◆ **Records**
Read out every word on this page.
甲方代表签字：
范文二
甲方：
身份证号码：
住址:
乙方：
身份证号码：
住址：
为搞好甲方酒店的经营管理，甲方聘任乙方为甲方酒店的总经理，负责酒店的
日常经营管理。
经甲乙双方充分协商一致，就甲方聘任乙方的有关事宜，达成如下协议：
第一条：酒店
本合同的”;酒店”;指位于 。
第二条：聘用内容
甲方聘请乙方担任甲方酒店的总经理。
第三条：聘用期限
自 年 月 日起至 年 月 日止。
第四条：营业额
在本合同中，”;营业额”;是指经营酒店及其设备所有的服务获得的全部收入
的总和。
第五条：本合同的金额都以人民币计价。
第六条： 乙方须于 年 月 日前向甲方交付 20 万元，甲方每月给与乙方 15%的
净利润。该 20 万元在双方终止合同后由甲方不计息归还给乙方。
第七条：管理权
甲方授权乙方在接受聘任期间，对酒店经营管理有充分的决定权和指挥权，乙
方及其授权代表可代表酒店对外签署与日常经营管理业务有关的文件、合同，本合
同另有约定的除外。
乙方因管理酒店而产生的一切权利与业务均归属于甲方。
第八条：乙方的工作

◆ **Goal**
Using the listing above, please repeat every entry exactly.

◆ **Answer to the problem**
Read out every word on this page.
甲方代表签字：
范文二
甲方：
身份证号码：
住址:
乙方：
身份证号码：
住址：
为搞好甲方酒店的经营管理，甲方聘任乙方为甲方酒店的总经理，负责酒店的
日常经营管理。
经甲乙双方充分协商一致，就甲方聘任乙方的有关事宜，达成如下协议：
第一条：酒店
本合同的”;酒店”;指位于 。
第二条：聘用内容
甲方聘请乙方担任甲方酒店的总经理。
第三条：聘用期限
自 年 月 日起至 年 月 日止。
第四条：营业额
在本合同中，”;营业额”;是指经营酒店及其设备所有的服务获得的全部收入
的总和。
第五条：本合同的金额都以人民币计价。
第六条： 乙方须于 年 月 日前向甲方交付 20 万元，甲方每月给与乙方 15%的
净利润。该 20 万元在双方终止合同后由甲方不计息归还给乙方。
第七条：管理权
甲方授权乙方在接受聘任期间，对酒店经营管理有充分的决定权和指挥权，乙
方及其授权代表可代表酒店对外签署与日常经营管理业务有关的文件、合同，本合
同另有约定的除外。
乙方因管理酒店而产生的一切权利与业务均归属于甲方。
第八条：乙方的工作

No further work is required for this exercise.